**Exercise goal**
Transcribe the listing word for word.

******************************

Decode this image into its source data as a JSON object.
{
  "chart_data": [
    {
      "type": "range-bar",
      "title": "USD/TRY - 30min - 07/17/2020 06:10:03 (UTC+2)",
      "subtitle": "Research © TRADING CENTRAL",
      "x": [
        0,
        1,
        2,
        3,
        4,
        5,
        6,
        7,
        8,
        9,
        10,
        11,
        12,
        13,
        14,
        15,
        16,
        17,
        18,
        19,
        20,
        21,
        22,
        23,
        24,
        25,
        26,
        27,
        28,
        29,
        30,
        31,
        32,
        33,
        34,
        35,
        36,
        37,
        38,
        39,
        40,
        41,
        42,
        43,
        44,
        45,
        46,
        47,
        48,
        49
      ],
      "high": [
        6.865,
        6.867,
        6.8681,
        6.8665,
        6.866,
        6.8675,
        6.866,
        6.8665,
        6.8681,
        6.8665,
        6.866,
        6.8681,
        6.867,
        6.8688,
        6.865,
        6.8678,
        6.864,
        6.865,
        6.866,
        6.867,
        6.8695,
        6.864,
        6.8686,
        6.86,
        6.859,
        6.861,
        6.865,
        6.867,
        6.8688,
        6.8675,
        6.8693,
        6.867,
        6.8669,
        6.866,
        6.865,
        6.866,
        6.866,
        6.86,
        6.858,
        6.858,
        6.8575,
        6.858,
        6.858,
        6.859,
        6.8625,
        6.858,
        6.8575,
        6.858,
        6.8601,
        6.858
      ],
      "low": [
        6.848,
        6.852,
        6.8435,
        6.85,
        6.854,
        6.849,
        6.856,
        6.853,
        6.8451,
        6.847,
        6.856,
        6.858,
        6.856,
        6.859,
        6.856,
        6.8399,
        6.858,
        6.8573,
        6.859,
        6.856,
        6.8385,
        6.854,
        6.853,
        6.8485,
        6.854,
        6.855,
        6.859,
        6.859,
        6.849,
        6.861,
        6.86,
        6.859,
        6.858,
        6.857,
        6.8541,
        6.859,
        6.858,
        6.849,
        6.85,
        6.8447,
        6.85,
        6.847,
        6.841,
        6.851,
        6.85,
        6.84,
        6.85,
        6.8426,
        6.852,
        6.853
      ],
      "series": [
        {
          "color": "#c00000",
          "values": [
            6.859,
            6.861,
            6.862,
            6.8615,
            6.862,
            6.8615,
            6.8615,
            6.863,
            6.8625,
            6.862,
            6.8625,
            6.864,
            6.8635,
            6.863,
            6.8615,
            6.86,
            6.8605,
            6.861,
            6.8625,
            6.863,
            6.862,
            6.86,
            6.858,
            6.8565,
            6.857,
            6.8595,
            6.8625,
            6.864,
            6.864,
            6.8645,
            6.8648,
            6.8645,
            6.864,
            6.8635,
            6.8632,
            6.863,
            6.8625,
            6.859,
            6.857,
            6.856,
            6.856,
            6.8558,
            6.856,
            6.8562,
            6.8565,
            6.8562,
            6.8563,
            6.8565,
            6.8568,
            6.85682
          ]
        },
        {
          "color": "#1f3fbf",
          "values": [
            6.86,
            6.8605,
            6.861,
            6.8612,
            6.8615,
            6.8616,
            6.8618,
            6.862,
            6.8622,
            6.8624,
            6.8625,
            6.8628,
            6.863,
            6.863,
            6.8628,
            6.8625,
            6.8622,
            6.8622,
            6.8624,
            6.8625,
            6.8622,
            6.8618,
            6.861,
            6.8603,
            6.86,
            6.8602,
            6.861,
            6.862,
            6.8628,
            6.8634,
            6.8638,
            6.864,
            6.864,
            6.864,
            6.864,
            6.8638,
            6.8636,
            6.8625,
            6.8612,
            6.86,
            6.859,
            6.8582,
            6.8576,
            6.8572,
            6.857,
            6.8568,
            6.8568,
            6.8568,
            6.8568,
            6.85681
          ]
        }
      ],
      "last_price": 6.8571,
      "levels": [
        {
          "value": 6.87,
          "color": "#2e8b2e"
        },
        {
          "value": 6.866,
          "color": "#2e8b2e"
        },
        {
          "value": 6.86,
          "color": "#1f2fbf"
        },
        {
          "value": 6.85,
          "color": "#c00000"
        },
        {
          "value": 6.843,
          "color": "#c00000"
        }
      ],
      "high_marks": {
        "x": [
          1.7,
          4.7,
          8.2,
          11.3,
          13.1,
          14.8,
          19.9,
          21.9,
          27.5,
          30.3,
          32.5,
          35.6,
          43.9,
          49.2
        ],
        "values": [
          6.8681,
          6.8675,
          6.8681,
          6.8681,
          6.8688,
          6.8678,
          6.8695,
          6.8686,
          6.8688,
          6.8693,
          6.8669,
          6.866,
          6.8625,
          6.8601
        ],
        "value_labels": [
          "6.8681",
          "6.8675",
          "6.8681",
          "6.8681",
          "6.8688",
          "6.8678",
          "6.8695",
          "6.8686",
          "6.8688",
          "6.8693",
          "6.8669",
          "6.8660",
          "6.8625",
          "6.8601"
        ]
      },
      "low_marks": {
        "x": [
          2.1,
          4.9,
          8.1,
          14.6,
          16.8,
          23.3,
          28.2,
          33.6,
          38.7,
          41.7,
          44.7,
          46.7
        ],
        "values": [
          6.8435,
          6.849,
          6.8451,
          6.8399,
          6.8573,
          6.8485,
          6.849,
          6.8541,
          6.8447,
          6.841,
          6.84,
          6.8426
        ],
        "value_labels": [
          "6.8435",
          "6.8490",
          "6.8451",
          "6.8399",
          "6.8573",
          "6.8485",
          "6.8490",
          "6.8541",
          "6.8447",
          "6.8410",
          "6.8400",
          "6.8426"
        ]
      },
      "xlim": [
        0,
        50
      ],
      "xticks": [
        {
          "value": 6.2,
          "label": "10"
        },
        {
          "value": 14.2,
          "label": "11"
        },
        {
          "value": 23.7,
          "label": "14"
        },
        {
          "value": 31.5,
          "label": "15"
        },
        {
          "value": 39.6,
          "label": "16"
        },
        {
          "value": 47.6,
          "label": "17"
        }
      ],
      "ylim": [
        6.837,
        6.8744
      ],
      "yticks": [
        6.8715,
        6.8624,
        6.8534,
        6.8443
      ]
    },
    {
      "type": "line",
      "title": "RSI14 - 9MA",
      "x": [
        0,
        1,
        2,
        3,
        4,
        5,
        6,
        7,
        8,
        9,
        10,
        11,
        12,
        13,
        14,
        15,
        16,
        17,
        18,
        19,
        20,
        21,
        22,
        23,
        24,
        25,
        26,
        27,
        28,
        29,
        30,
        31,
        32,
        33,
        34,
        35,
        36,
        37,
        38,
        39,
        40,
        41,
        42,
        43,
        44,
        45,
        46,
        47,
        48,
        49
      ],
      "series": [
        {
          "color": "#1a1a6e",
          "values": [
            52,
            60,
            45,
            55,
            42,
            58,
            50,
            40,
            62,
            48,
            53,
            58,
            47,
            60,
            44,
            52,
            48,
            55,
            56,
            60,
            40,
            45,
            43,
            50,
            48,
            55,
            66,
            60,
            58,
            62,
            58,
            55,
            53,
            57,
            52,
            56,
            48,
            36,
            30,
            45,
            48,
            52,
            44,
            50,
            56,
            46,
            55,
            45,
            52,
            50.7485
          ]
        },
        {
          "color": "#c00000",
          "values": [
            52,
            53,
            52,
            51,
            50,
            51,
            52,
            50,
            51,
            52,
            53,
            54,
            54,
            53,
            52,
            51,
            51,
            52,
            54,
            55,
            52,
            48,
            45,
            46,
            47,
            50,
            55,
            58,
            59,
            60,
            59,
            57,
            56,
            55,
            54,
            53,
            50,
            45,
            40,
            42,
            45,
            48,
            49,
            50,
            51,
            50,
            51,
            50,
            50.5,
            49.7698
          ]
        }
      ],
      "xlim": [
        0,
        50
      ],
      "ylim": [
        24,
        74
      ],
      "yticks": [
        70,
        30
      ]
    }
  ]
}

******************************

**Result of the task**
Decode this image into its source data as a JSON object.
{
  "chart_data": [
    {
      "type": "range-bar",
      "title": "USD/TRY - 30min - 07/17/2020 06:10:03 (UTC+2)",
      "subtitle": "Research © TRADING CENTRAL",
      "x": [
        0,
        1,
        2,
        3,
        4,
        5,
        6,
        7,
        8,
        9,
        10,
        11,
        12,
        13,
        14,
        15,
        16,
        17,
        18,
        19,
        20,
        21,
        22,
        23,
        24,
        25,
        26,
        27,
        28,
        29,
        30,
        31,
        32,
        33,
        34,
        35,
        36,
        37,
        38,
        39,
        40,
        41,
        42,
        43,
        44,
        45,
        46,
        47,
        48,
        49
      ],
      "high": [
        6.865,
        6.867,
        6.8681,
        6.8665,
        6.866,
        6.8675,
        6.866,
        6.8665,
        6.8681,
        6.8665,
        6.866,
        6.8681,
        6.867,
        6.8688,
        6.865,
        6.8678,
        6.864,
        6.865,
        6.866,
        6.867,
        6.8695,
        6.864,
        6.8686,
        6.86,
        6.859,
        6.861,
        6.865,
        6.867,
        6.8688,
        6.8675,
        6.8693,
        6.867,
        6.8669,
        6.866,
        6.865,
        6.866,
        6.866,
        6.86,
        6.858,
        6.858,
        6.8575,
        6.858,
        6.858,
        6.859,
        6.8625,
        6.858,
        6.8575,
        6.858,
        6.8601,
        6.858
      ],
      "low": [
        6.848,
        6.852,
        6.8435,
        6.85,
        6.854,
        6.849,
        6.856,
        6.853,
        6.8451,
        6.847,
        6.856,
        6.858,
        6.856,
        6.859,
        6.856,
        6.8399,
        6.858,
        6.8573,
        6.859,
        6.856,
        6.8385,
        6.854,
        6.853,
        6.8485,
        6.854,
        6.855,
        6.859,
        6.859,
        6.849,
        6.861,
        6.86,
        6.859,
        6.858,
        6.857,
        6.8541,
        6.859,
        6.858,
        6.849,
        6.85,
        6.8447,
        6.85,
        6.847,
        6.841,
        6.851,
        6.85,
        6.84,
        6.85,
        6.8426,
        6.852,
        6.853
      ],
      "series": [
        {
          "color": "#c00000",
          "values": [
            6.859,
            6.861,
            6.862,
            6.8615,
            6.862,
            6.8615,
            6.8615,
            6.863,
            6.8625,
            6.862,
            6.8625,
            6.864,
            6.8635,
            6.863,
            6.8615,
            6.86,
            6.8605,
            6.861,
            6.8625,
            6.863,
            6.862,
            6.86,
            6.858,
            6.8565,
            6.857,
            6.8595,
            6.8625,
            6.864,
            6.864,
            6.8645,
            6.8648,
            6.8645,
            6.864,
            6.8635,
            6.8632,
            6.863,
            6.8625,
            6.859,
            6.857,
            6.856,
            6.856,
            6.8558,
            6.856,
            6.8562,
            6.8565,
            6.8562,
            6.8563,
            6.8565,
            6.8568,
            6.85682
          ]
        },
        {
          "color": "#1f3fbf",
          "values": [
            6.86,
            6.8605,
            6.861,
            6.8612,
            6.8615,
            6.8616,
            6.8618,
            6.862,
            6.8622,
            6.8624,
            6.8625,
            6.8628,
            6.863,
            6.863,
            6.8628,
            6.8625,
            6.8622,
            6.8622,
            6.8624,
            6.8625,
            6.8622,
            6.8618,
            6.861,
            6.8603,
            6.86,
            6.8602,
            6.861,
            6.862,
            6.8628,
            6.8634,
            6.8638,
            6.864,
            6.864,
            6.864,
            6.864,
            6.8638,
            6.8636,
            6.8625,
            6.8612,
            6.86,
            6.859,
            6.8582,
            6.8576,
            6.8572,
            6.857,
            6.8568,
            6.8568,
            6.8568,
            6.8568,
            6.85681
          ]
        }
      ],
      "last_price": 6.8571,
      "levels": [
        {
          "value": 6.87,
          "color": "#2e8b2e"
        },
        {
          "value": 6.866,
          "color": "#2e8b2e"
        },
        {
          "value": 6.86,
          "color": "#1f2fbf"
        },
        {
          "value": 6.85,
          "color": "#c00000"
        },
        {
          "value": 6.843,
          "color": "#c00000"
        }
      ],
      "high_marks": {
        "x": [
          1.7,
          4.7,
          8.2,
          11.3,
          13.1,
          14.8,
          19.9,
          21.9,
          27.5,
          30.3,
          32.5,
          35.6,
          43.9,
          49.2
        ],
        "values": [
          6.8681,
          6.8675,
          6.8681,
          6.8681,
          6.8688,
          6.8678,
          6.8695,
          6.8686,
          6.8688,
          6.8693,
          6.8669,
          6.866,
          6.8625,
          6.8601
        ],
        "value_labels": [
          "6.8681",
          "6.8675",
          "6.8681",
          "6.8681",
          "6.8688",
          "6.8678",
          "6.8695",
          "6.8686",
          "6.8688",
          "6.8693",
          "6.8669",
          "6.8660",
          "6.8625",
          "6.8601"
        ]
      },
      "low_marks": {
        "x": [
          2.1,
          4.9,
          8.1,
          14.6,
          16.8,
          23.3,
          28.2,
          33.6,
          38.7,
          41.7,
          44.7,
          46.7
        ],
        "values": [
          6.8435,
          6.849,
          6.8451,
          6.8399,
          6.8573,
          6.8485,
          6.849,
          6.8541,
          6.8447,
          6.841,
          6.84,
          6.8426
        ],
        "value_labels": [
          "6.8435",
          "6.8490",
          "6.8451",
          "6.8399",
          "6.8573",
          "6.8485",
          "6.8490",
          "6.8541",
          "6.8447",
          "6.8410",
          "6.8400",
          "6.8426"
        ]
      },
      "xlim": [
        0,
        50
      ],
      "xticks": [
        {
          "value": 6.2,
          "label": "10"
        },
        {
          "value": 14.2,
          "label": "11"
        },
        {
          "value": 23.7,
          "label": "14"
        },
        {
          "value": 31.5,
          "label": "15"
        },
        {
          "value": 39.6,
          "label": "16"
        },
        {
          "value": 47.6,
          "label": "17"
        }
      ],
      "ylim": [
        6.837,
        6.8744
      ],
      "yticks": [
        6.8715,
        6.8624,
        6.8534,
        6.8443
      ]
    },
    {
      "type": "line",
      "title": "RSI14 - 9MA",
      "x": [
        0,
        1,
        2,
        3,
        4,
        5,
        6,
        7,
        8,
        9,
        10,
        11,
        12,
        13,
        14,
        15,
        16,
        17,
        18,
        19,
        20,
        21,
        22,
        23,
        24,
        25,
        26,
        27,
        28,
        29,
        30,
        31,
        32,
        33,
        34,
        35,
        36,
        37,
        38,
        39,
        40,
        41,
        42,
        43,
        44,
        45,
        46,
        47,
        48,
        49
      ],
      "series": [
        {
          "color": "#1a1a6e",
          "values": [
            52,
            60,
            45,
            55,
            42,
            58,
            50,
            40,
            62,
            48,
            53,
            58,
            47,
            60,
            44,
            52,
            48,
            55,
            56,
            60,
            40,
            45,
            43,
            50,
            48,
            55,
            66,
            60,
            58,
            62,
            58,
            55,
            53,
            57,
            52,
            56,
            48,
            36,
            30,
            45,
            48,
            52,
            44,
            50,
            56,
            46,
            55,
            45,
            52,
            50.7485
          ]
        },
        {
          "color": "#c00000",
          "values": [
            52,
            53,
            52,
            51,
            50,
            51,
            52,
            50,
            51,
            52,
            53,
            54,
            54,
            53,
            52,
            51,
            51,
            52,
            54,
            55,
            52,
            48,
            45,
            46,
            47,
            50,
            55,
            58,
            59,
            60,
            59,
            57,
            56,
            55,
            54,
            53,
            50,
            45,
            40,
            42,
            45,
            48,
            49,
            50,
            51,
            50,
            51,
            50,
            50.5,
            49.7698
          ]
        }
      ],
      "xlim": [
        0,
        50
      ],
      "ylim": [
        24,
        74
      ],
      "yticks": [
        70,
        30
      ]
    }
  ]
}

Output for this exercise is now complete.